◆ **Challenge**: Output every entry exactly as written, but omit the pictures.

◆ **Material to process**:
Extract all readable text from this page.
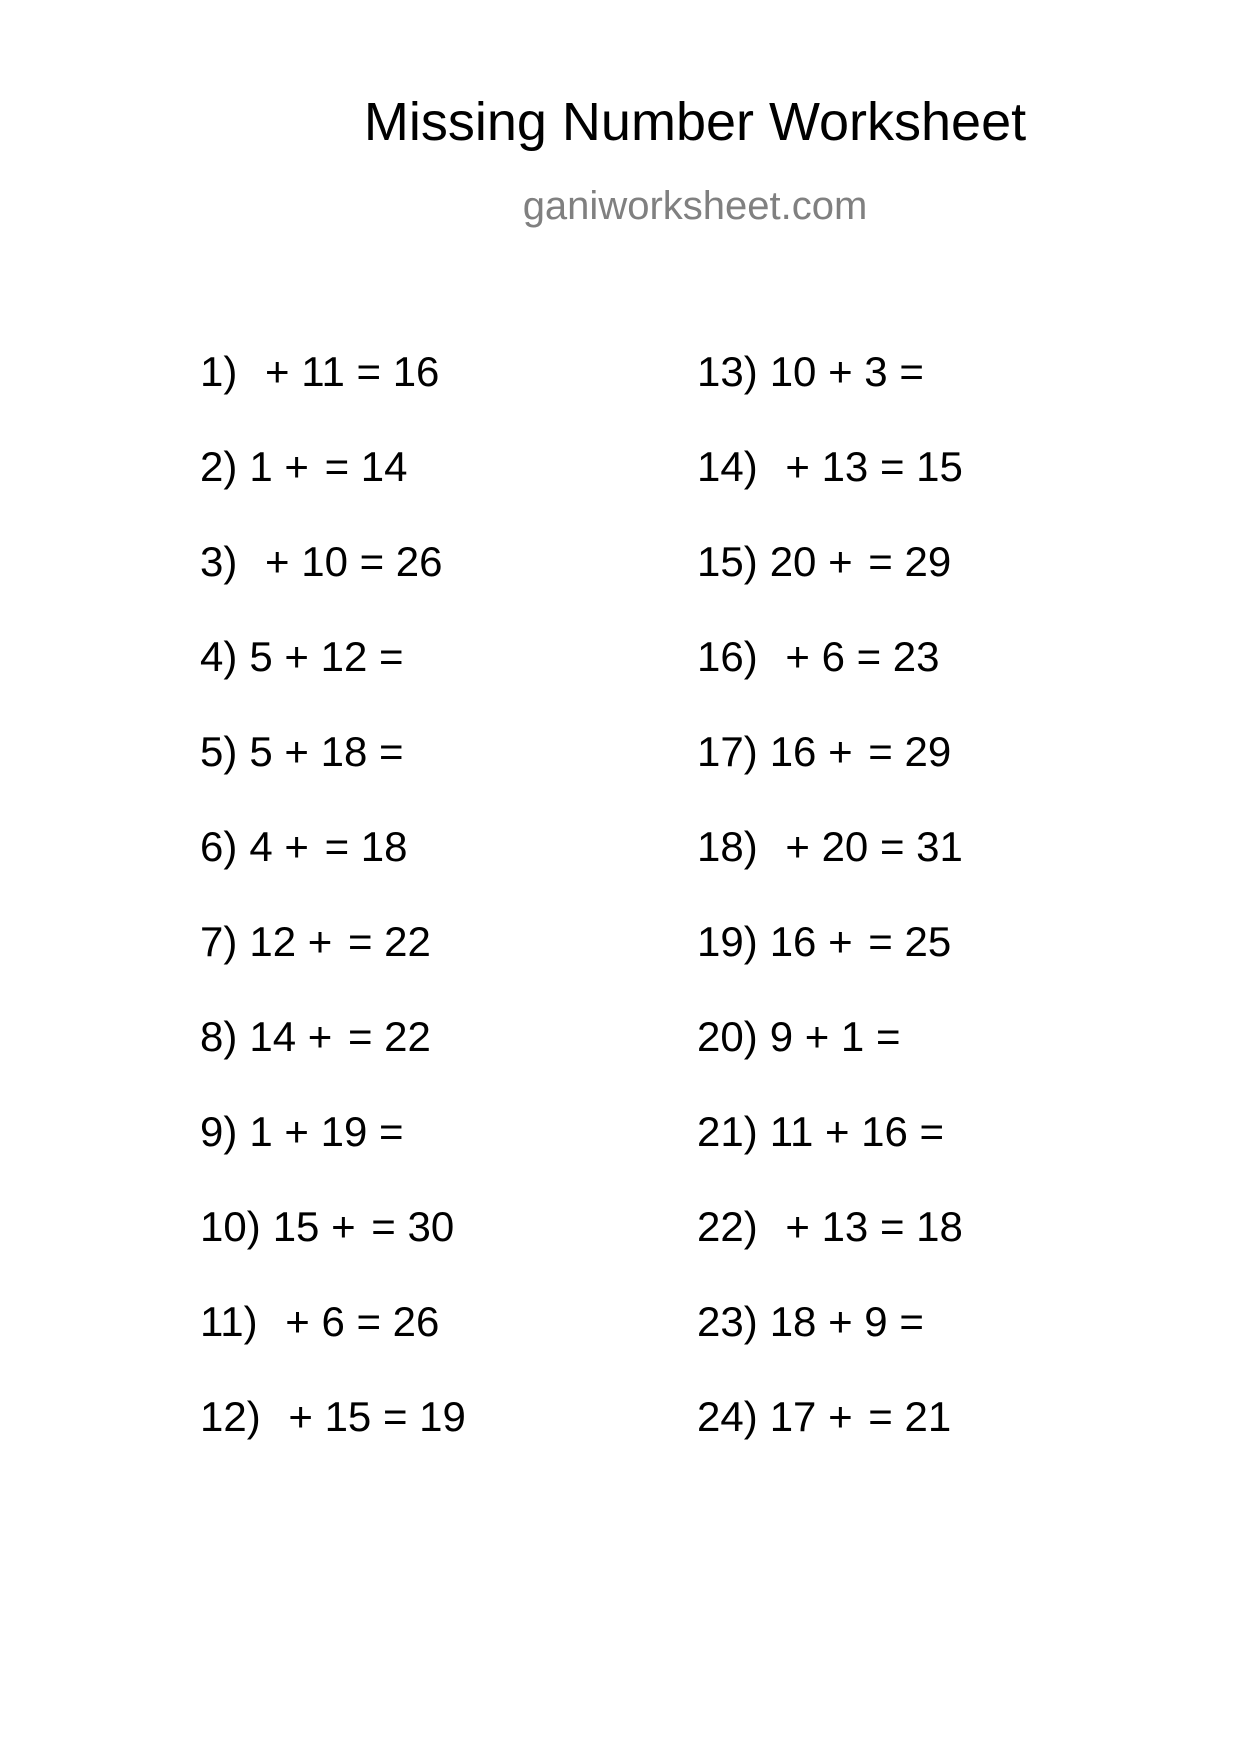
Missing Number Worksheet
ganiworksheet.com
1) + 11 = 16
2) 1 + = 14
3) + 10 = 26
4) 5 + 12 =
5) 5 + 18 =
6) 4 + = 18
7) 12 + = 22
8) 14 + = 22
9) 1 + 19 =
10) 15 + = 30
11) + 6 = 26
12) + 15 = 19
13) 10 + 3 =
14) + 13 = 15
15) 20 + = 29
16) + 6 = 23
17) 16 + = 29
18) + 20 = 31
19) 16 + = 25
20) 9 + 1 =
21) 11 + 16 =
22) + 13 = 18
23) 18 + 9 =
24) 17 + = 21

◆ **Result of the task**:
Extract all readable text from this page.
Missing Number Worksheet
ganiworksheet.com
1) + 11 = 16
2) 1 + = 14
3) + 10 = 26
4) 5 + 12 =
5) 5 + 18 =
6) 4 + = 18
7) 12 + = 22
8) 14 + = 22
9) 1 + 19 =
10) 15 + = 30
11) + 6 = 26
12) + 15 = 19
13) 10 + 3 =
14) + 13 = 15
15) 20 + = 29
16) + 6 = 23
17) 16 + = 29
18) + 20 = 31
19) 16 + = 25
20) 9 + 1 =
21) 11 + 16 =
22) + 13 = 18
23) 18 + 9 =
24) 17 + = 21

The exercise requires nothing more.